◆ **GIVEN EXERCISE**: In the records that follow, show each line where the word "网站备案号" is present.

§

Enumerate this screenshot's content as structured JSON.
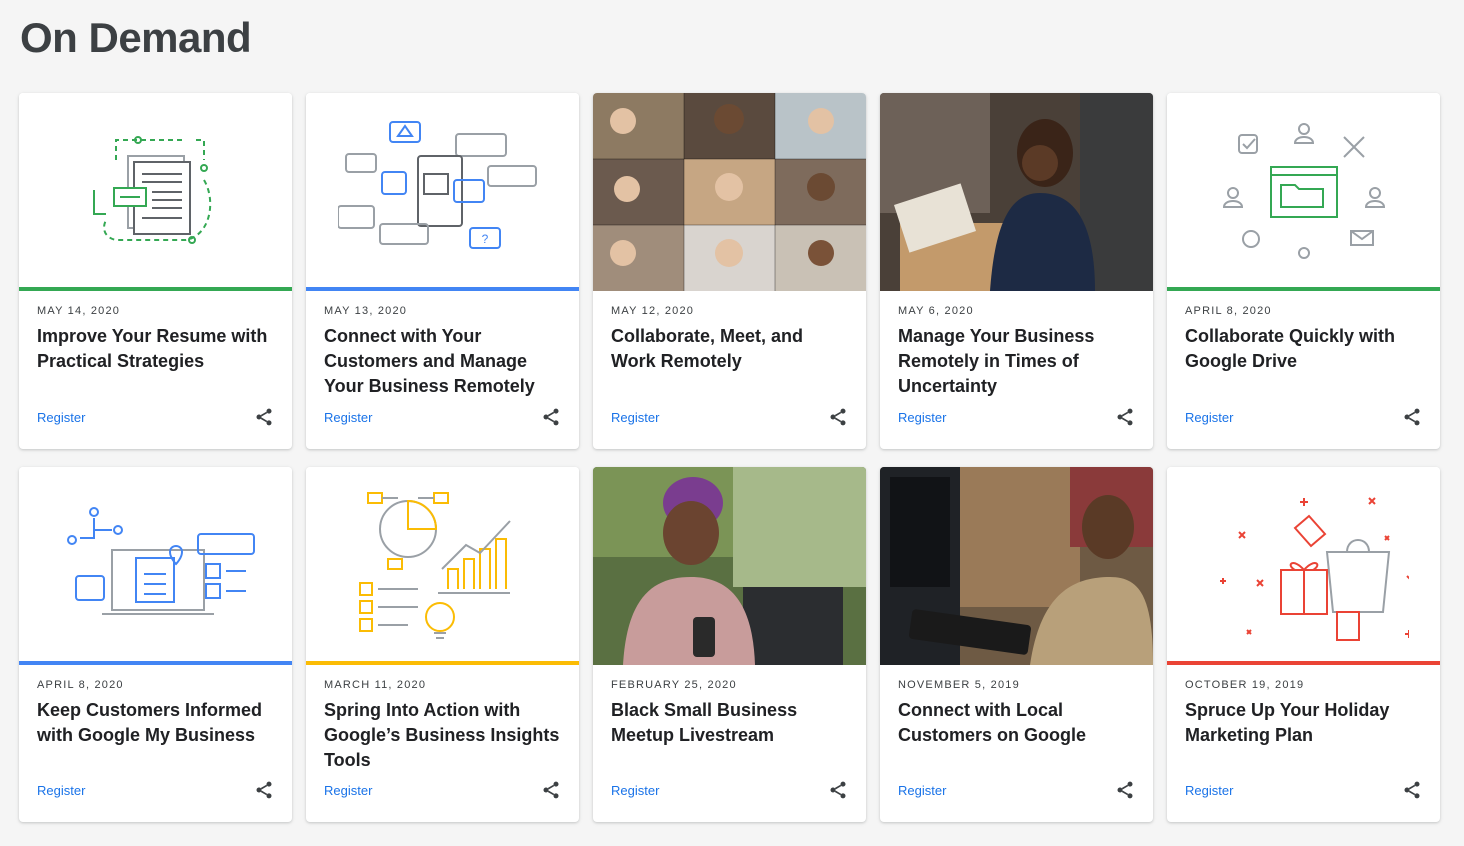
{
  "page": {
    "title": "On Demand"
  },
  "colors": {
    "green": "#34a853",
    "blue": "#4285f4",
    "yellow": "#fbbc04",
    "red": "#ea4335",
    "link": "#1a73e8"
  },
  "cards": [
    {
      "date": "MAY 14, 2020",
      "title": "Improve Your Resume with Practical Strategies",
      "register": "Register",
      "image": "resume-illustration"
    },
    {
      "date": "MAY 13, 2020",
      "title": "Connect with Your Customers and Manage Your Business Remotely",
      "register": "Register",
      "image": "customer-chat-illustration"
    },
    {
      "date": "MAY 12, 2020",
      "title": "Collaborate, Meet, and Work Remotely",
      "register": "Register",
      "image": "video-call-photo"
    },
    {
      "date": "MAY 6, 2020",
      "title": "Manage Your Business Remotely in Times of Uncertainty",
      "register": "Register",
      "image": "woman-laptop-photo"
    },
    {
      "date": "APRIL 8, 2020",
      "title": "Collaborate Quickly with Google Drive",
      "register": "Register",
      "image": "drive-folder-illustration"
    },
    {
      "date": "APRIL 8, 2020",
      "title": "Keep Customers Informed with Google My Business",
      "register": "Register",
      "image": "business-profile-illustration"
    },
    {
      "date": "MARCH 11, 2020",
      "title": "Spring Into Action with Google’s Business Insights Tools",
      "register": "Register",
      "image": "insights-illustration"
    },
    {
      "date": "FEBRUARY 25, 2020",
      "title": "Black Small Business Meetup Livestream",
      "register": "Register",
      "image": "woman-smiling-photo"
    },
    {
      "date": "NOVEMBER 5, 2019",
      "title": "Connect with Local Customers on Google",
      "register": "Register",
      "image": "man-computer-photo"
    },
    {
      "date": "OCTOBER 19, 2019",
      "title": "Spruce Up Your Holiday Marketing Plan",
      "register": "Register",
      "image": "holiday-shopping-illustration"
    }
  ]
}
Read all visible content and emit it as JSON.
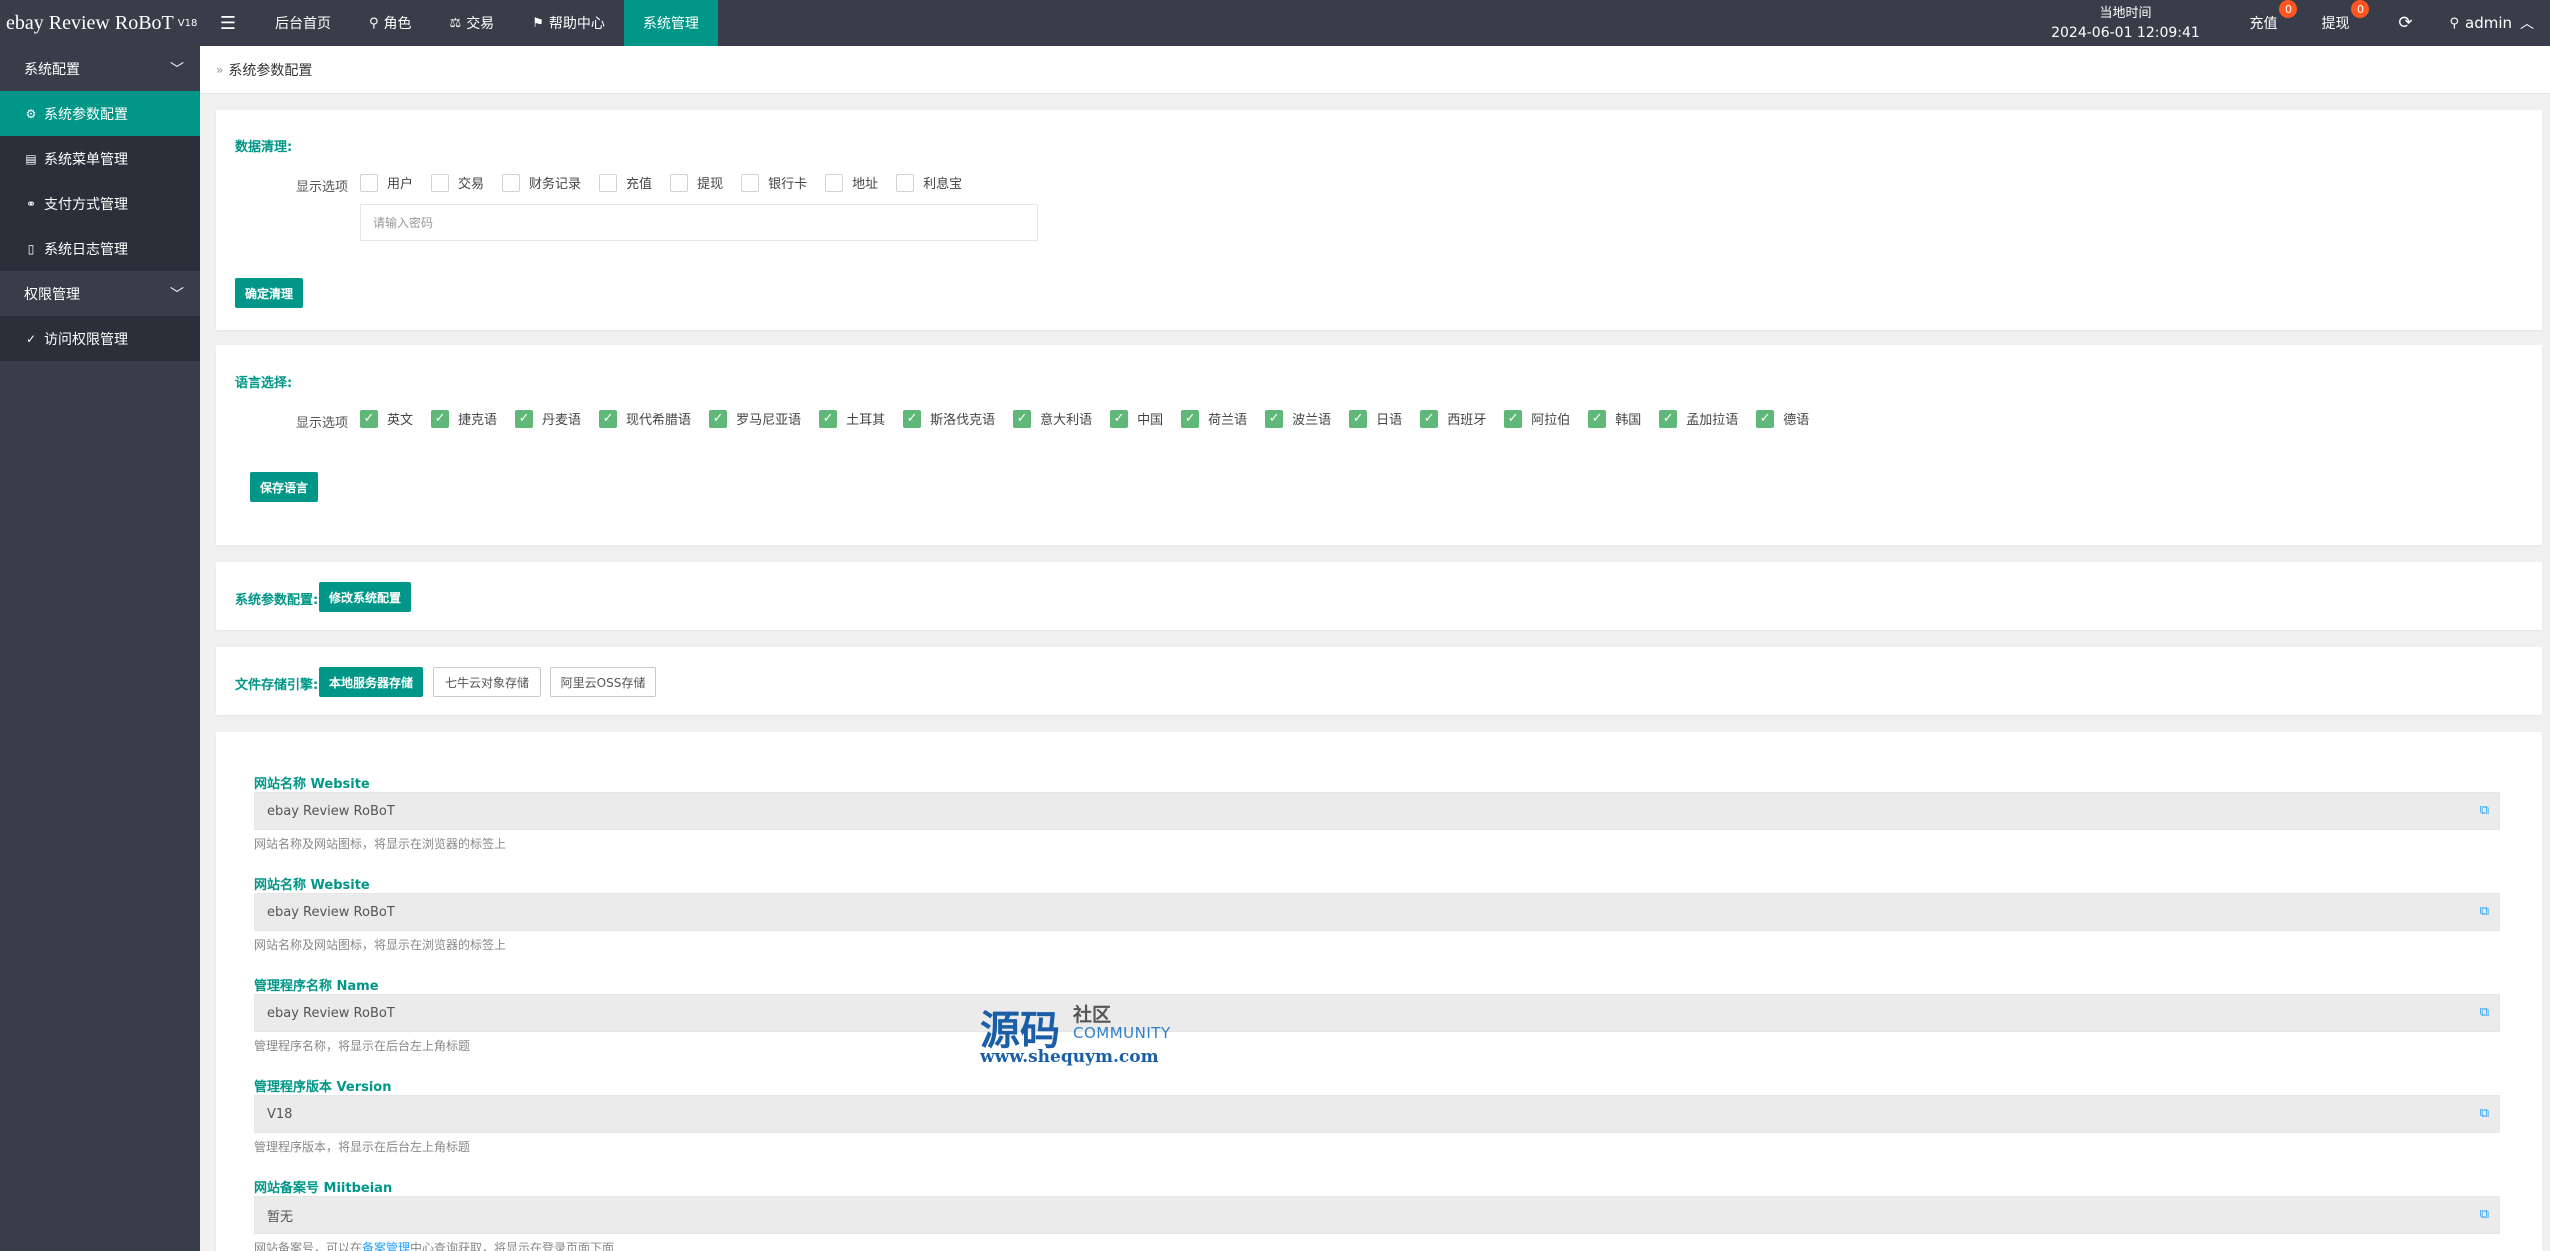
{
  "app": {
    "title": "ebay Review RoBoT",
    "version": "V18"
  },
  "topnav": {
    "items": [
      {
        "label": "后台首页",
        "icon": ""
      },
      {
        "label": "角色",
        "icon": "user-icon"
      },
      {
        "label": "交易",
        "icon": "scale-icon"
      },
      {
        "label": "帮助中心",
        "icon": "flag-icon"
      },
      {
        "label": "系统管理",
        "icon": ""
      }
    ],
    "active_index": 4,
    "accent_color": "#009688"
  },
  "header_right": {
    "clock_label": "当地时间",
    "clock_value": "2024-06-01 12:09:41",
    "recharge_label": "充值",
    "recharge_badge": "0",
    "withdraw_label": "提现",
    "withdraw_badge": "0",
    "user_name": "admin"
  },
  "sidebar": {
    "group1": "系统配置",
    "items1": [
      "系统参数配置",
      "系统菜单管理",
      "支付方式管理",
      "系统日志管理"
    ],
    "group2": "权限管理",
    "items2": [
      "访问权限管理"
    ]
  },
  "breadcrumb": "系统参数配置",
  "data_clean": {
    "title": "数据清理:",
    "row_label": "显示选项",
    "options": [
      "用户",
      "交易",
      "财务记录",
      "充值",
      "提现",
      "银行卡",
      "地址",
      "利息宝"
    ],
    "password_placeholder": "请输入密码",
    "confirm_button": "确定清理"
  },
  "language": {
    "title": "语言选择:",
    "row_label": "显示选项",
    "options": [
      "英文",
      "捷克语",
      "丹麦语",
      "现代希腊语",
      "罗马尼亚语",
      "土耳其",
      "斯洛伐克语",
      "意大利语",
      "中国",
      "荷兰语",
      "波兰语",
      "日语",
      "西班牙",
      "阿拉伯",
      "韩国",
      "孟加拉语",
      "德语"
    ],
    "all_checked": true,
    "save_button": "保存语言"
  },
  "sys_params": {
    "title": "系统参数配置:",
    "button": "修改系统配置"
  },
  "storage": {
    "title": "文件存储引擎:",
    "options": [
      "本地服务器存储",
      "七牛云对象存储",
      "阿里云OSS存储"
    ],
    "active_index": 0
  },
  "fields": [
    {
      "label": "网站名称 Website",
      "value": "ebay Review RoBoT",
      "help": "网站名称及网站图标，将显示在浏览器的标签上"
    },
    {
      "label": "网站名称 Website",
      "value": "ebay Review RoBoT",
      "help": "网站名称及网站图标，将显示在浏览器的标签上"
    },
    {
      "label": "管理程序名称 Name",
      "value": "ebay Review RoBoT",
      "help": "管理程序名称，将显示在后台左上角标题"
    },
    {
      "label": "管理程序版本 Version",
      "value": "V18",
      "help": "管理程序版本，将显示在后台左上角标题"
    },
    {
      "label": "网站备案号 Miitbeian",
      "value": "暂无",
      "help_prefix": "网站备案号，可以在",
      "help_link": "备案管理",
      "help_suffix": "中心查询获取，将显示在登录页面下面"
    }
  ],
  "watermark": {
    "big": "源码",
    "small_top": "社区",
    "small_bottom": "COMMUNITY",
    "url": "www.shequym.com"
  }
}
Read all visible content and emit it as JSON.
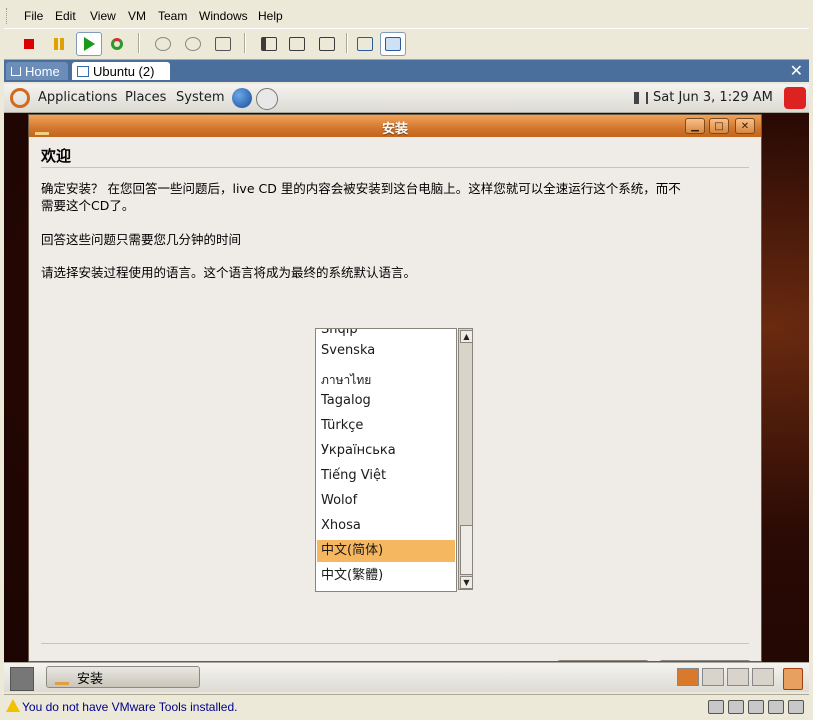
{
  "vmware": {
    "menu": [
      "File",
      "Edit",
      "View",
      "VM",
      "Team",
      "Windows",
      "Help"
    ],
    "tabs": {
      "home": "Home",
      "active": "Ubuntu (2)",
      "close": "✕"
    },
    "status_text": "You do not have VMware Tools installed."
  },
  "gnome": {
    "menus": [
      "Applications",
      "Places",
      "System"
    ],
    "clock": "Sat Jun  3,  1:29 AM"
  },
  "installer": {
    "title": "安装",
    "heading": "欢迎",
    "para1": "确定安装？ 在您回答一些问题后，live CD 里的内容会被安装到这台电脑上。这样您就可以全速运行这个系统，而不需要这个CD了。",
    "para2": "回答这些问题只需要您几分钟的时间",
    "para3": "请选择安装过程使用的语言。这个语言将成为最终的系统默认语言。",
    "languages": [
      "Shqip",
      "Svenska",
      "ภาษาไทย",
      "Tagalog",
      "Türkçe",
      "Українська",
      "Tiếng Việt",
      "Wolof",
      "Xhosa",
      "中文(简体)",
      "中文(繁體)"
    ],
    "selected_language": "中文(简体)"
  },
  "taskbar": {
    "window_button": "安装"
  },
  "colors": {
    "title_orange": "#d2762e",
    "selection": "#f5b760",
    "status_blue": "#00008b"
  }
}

§

◆ **CORRECT ANSWER**:
      "label": "网站备案号 Miitbeian",
      "help_prefix": "网站备案号，可以在",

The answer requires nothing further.